*The problem*
Report, word for word, every line of the material that contains "subtitle".

*Excerpted data*
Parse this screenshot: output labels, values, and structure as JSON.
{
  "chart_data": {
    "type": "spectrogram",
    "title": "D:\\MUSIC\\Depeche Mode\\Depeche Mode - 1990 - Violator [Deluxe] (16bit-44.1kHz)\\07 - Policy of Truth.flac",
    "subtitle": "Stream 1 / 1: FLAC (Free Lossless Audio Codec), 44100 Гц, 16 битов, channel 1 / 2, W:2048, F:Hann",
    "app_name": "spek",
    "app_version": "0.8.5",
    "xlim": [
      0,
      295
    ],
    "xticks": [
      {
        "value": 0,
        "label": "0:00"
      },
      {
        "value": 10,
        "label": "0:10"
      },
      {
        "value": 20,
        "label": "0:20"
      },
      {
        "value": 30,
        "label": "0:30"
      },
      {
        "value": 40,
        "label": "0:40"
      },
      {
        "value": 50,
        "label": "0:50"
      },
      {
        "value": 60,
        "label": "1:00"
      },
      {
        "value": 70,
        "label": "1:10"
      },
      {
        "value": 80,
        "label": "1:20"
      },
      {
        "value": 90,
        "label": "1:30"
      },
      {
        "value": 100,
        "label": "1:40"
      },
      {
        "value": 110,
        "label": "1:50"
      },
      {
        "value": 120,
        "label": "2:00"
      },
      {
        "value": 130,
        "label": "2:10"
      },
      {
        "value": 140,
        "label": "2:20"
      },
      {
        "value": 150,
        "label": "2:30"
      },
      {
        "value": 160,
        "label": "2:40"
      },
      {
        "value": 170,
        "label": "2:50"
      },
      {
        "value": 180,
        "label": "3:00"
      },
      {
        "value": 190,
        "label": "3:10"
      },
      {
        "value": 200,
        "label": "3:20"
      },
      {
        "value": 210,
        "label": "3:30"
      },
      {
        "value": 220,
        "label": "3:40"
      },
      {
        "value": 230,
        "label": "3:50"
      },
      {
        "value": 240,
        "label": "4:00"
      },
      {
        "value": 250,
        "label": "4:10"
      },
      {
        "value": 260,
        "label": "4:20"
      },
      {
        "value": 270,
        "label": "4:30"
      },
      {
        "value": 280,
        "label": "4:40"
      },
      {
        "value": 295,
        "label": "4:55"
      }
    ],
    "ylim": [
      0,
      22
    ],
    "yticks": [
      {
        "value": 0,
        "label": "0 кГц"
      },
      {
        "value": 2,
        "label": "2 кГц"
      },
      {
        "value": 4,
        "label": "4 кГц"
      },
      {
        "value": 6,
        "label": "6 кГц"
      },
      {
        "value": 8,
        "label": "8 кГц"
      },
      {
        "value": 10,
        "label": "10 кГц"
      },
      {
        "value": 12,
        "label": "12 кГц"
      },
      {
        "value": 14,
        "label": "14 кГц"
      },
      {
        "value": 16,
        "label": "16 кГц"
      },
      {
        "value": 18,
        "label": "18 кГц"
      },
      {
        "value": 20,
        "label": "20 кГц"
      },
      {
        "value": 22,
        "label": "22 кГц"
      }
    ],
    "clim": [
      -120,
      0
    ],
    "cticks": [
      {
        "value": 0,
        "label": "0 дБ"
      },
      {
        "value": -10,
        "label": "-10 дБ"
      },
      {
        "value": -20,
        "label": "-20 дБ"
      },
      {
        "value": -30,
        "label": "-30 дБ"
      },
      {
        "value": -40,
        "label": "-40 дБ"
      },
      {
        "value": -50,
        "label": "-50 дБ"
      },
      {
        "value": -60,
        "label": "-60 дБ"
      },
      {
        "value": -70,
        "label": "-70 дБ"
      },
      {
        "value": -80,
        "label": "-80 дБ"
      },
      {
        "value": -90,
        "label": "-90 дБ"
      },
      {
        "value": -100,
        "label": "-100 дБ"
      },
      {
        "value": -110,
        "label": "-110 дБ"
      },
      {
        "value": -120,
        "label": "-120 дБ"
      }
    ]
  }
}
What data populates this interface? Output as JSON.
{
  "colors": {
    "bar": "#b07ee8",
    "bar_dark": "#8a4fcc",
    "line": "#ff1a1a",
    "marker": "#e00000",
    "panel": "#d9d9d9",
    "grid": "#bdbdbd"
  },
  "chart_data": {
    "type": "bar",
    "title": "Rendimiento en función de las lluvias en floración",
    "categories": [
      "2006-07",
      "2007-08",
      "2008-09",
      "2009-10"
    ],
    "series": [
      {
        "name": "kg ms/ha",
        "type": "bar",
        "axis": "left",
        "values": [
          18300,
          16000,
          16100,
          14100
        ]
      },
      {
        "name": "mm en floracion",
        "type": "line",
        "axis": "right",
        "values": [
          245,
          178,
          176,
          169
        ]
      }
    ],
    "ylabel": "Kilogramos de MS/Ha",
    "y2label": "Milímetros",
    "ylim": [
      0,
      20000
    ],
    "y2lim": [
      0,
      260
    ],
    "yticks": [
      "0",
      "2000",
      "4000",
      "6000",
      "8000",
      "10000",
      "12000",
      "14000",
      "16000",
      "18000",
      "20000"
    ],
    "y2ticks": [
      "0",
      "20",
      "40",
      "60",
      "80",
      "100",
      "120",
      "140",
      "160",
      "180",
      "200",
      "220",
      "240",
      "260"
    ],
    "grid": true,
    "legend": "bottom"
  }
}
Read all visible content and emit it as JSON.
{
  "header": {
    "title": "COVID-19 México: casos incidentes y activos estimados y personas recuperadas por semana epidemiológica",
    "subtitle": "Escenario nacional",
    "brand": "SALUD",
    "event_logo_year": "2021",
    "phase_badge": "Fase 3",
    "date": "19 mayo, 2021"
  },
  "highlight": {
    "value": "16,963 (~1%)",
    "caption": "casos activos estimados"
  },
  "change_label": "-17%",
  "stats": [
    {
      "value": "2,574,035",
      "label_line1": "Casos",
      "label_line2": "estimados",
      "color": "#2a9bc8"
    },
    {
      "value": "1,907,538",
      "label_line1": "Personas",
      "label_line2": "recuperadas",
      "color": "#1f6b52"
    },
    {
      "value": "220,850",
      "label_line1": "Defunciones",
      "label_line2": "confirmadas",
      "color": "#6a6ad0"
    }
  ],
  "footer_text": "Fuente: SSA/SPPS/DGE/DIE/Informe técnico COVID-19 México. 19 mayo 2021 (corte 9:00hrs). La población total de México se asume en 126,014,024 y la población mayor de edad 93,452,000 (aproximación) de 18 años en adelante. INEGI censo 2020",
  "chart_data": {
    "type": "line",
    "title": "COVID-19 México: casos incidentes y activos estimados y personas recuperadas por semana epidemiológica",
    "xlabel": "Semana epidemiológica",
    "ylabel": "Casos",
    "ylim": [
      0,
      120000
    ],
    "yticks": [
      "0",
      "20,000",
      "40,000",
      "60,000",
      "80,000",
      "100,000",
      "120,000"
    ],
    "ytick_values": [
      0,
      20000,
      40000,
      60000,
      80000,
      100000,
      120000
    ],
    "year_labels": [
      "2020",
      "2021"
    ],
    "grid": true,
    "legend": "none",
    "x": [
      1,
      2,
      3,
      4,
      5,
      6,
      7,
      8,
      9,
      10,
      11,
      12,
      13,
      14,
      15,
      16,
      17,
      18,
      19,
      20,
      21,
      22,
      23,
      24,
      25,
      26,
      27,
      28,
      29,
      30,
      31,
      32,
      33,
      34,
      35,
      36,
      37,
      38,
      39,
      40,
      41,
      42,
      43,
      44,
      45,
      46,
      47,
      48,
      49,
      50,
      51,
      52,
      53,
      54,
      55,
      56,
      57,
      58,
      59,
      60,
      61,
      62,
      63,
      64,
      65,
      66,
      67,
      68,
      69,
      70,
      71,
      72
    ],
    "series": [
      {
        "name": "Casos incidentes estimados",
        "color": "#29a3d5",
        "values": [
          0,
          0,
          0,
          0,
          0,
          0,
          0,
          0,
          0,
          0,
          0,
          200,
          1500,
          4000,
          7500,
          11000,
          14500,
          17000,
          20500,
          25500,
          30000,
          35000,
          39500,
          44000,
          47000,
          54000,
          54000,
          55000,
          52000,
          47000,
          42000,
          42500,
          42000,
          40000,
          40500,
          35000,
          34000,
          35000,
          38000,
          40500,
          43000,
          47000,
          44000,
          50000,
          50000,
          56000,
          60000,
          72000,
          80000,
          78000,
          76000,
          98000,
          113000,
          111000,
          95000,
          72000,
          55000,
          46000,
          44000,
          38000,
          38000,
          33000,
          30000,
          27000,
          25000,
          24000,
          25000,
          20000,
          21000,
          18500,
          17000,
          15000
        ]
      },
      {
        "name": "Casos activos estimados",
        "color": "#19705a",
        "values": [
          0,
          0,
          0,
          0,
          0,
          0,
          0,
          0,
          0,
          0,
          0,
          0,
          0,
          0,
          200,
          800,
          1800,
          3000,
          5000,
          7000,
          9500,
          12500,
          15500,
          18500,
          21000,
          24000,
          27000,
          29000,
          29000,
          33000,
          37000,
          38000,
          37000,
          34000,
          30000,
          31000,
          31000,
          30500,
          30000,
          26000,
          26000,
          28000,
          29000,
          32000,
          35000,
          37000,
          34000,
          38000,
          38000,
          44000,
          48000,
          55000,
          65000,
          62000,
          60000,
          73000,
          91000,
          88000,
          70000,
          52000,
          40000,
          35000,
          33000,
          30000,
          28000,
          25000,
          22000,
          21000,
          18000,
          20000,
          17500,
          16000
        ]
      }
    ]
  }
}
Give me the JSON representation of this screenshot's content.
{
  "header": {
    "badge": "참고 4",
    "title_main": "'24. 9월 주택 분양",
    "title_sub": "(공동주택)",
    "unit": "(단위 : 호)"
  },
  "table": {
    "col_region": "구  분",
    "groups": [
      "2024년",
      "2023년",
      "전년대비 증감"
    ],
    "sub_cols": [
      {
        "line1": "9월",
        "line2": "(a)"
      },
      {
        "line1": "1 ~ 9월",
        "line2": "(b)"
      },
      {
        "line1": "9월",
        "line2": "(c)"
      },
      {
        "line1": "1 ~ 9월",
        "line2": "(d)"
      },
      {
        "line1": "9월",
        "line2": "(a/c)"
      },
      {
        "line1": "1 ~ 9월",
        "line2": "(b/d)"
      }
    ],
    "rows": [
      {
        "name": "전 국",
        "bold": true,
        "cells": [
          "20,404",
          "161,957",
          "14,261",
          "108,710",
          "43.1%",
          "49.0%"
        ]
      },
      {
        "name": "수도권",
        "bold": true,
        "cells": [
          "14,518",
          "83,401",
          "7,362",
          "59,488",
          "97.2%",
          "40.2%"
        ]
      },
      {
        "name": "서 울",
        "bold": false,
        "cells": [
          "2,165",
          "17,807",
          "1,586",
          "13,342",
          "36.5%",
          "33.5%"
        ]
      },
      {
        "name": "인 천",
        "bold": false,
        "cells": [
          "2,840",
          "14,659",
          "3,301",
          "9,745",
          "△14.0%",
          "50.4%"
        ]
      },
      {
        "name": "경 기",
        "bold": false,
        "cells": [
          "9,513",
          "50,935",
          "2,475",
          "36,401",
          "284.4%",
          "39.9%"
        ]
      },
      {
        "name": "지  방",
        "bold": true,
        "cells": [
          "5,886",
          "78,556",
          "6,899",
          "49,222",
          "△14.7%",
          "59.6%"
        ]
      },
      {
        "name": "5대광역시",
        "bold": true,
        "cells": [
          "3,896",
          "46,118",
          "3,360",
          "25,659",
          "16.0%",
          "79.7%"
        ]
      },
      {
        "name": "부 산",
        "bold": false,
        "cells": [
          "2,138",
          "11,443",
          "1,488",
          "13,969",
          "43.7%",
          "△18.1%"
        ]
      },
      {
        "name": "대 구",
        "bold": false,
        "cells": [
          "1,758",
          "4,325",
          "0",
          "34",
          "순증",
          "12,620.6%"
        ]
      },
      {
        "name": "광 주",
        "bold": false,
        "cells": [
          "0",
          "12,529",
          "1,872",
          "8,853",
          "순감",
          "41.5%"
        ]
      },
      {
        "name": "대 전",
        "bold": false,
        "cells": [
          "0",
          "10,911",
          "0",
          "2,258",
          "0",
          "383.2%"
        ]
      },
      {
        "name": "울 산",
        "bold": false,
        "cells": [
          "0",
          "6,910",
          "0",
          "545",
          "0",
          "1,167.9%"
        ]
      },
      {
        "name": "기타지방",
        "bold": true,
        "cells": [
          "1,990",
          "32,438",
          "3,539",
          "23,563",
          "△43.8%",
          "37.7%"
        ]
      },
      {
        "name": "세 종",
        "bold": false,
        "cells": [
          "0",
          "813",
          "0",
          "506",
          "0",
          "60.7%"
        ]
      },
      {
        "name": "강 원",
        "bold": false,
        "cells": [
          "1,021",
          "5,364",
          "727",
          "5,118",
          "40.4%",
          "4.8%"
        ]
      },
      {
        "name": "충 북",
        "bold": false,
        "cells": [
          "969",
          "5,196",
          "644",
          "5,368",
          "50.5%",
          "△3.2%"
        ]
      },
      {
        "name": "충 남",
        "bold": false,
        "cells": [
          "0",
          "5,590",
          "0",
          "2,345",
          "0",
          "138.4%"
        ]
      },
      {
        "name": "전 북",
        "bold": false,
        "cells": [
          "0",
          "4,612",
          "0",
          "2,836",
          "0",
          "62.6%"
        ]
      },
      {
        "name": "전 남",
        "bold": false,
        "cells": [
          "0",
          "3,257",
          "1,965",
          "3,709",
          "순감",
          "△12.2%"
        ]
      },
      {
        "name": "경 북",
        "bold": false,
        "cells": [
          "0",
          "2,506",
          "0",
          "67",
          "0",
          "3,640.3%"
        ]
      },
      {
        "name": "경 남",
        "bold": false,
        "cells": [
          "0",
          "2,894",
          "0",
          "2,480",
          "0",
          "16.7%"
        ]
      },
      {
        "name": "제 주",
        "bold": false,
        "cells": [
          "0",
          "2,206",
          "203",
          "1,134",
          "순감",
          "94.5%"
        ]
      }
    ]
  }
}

*Reply*
    "subtitle": "Stream 1 / 1: FLAC (Free Lossless Audio Codec), 44100 Гц, 16 битов, channel 1 / 2, W:2048, F:Hann",
    "subtitle": "Escenario nacional",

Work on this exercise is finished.